--- Short task ---
Each line below must be set down exactly; omit any image you find.

● ● ● ● ●

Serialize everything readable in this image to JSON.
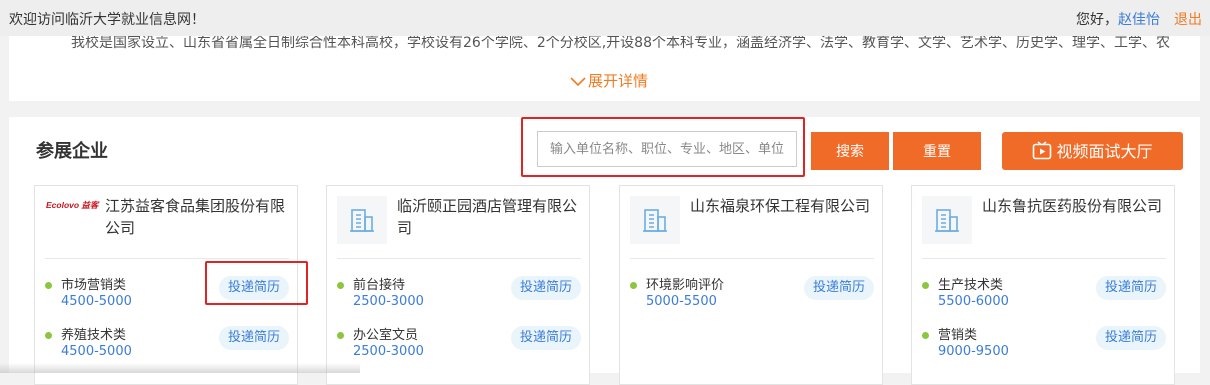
{
  "topbar": {
    "welcome": "欢迎访问临沂大学就业信息网！",
    "greeting": "您好，",
    "user": "赵佳怡",
    "logout": "退出"
  },
  "intro": {
    "text": "我校是国家设立、山东省省属全日制综合性本科高校，学校设有26个学院、2个分校区,开设88个本科专业，涵盖经济学、法学、教育学、文学、艺术学、历史学、理学、工学、农",
    "expand": "展开详情"
  },
  "exhibitors": {
    "title": "参展企业",
    "search_placeholder": "输入单位名称、职位、专业、地区、单位",
    "search_btn": "搜索",
    "reset_btn": "重置",
    "video_btn": "视频面试大厅"
  },
  "companies": [
    {
      "name": "江苏益客食品集团股份有限公司",
      "logo": "Ecolovo 益客",
      "jobs": [
        {
          "title": "市场营销类",
          "salary": "4500-5000",
          "apply": "投递简历"
        },
        {
          "title": "养殖技术类",
          "salary": "4500-5000",
          "apply": "投递简历"
        }
      ]
    },
    {
      "name": "临沂颐正园酒店管理有限公司",
      "logo": "building-icon",
      "jobs": [
        {
          "title": "前台接待",
          "salary": "2500-3000",
          "apply": "投递简历"
        },
        {
          "title": "办公室文员",
          "salary": "2500-3000",
          "apply": "投递简历"
        }
      ]
    },
    {
      "name": "山东福泉环保工程有限公司",
      "logo": "building-icon",
      "jobs": [
        {
          "title": "环境影响评价",
          "salary": "5000-5500",
          "apply": "投递简历"
        }
      ]
    },
    {
      "name": "山东鲁抗医药股份有限公司",
      "logo": "building-icon",
      "jobs": [
        {
          "title": "生产技术类",
          "salary": "5500-6000",
          "apply": "投递简历"
        },
        {
          "title": "营销类",
          "salary": "9000-9500",
          "apply": "投递简历"
        }
      ]
    }
  ],
  "colors": {
    "accent": "#f06b28",
    "link": "#3b7dd8",
    "highlight": "#e02424",
    "dot": "#8cc63e"
  }
}
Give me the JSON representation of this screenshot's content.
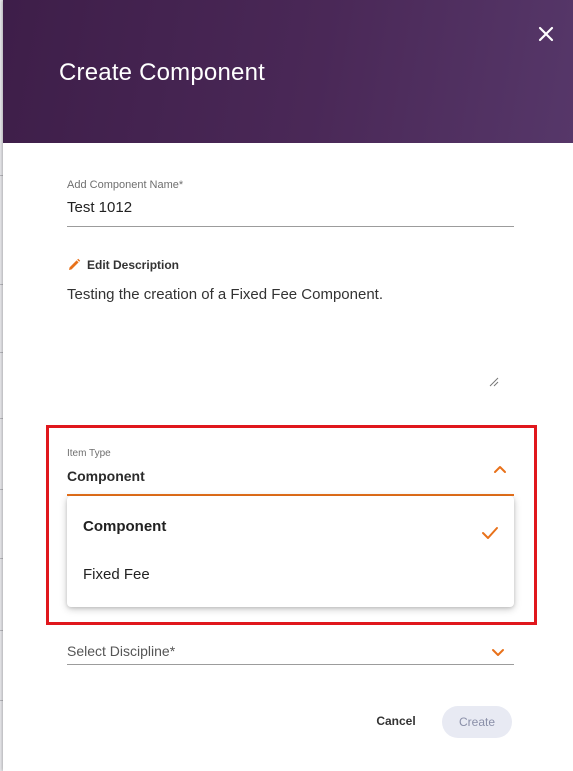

● ● ● ● ●

--- Written answer ---
Serialize everything readable in this image to JSON.
{
  "topbar": {
    "welcome": "欢迎访问临沂大学就业信息网！",
    "greeting": "您好，",
    "user": "赵佳怡",
    "logout": "退出"
  },
  "intro": {
    "text": "我校是国家设立、山东省省属全日制综合性本科高校，学校设有26个学院、2个分校区,开设88个本科专业，涵盖经济学、法学、教育学、文学、艺术学、历史学、理学、工学、农",
    "expand": "展开详情"
  },
  "exhibitors": {
    "title": "参展企业",
    "search_placeholder": "输入单位名称、职位、专业、地区、单位",
    "search_btn": "搜索",
    "reset_btn": "重置",
    "video_btn": "视频面试大厅"
  },
  "companies": [
    {
      "name": "江苏益客食品集团股份有限公司",
      "logo": "Ecolovo 益客",
      "jobs": [
        {
          "title": "市场营销类",
          "salary": "4500-5000",
          "apply": "投递简历"
        },
        {
          "title": "养殖技术类",
          "salary": "4500-5000",
          "apply": "投递简历"
        }
      ]
    },
    {
      "name": "临沂颐正园酒店管理有限公司",
      "logo": "building-icon",
      "jobs": [
        {
          "title": "前台接待",
          "salary": "2500-3000",
          "apply": "投递简历"
        },
        {
          "title": "办公室文员",
          "salary": "2500-3000",
          "apply": "投递简历"
        }
      ]
    },
    {
      "name": "山东福泉环保工程有限公司",
      "logo": "building-icon",
      "jobs": [
        {
          "title": "环境影响评价",
          "salary": "5000-5500",
          "apply": "投递简历"
        }
      ]
    },
    {
      "name": "山东鲁抗医药股份有限公司",
      "logo": "building-icon",
      "jobs": [
        {
          "title": "生产技术类",
          "salary": "5500-6000",
          "apply": "投递简历"
        },
        {
          "title": "营销类",
          "salary": "9000-9500",
          "apply": "投递简历"
        }
      ]
    }
  ],
  "colors": {
    "accent": "#f06b28",
    "link": "#3b7dd8",
    "highlight": "#e02424",
    "dot": "#8cc63e"
  }
}
Give me the JSON representation of this screenshot's content.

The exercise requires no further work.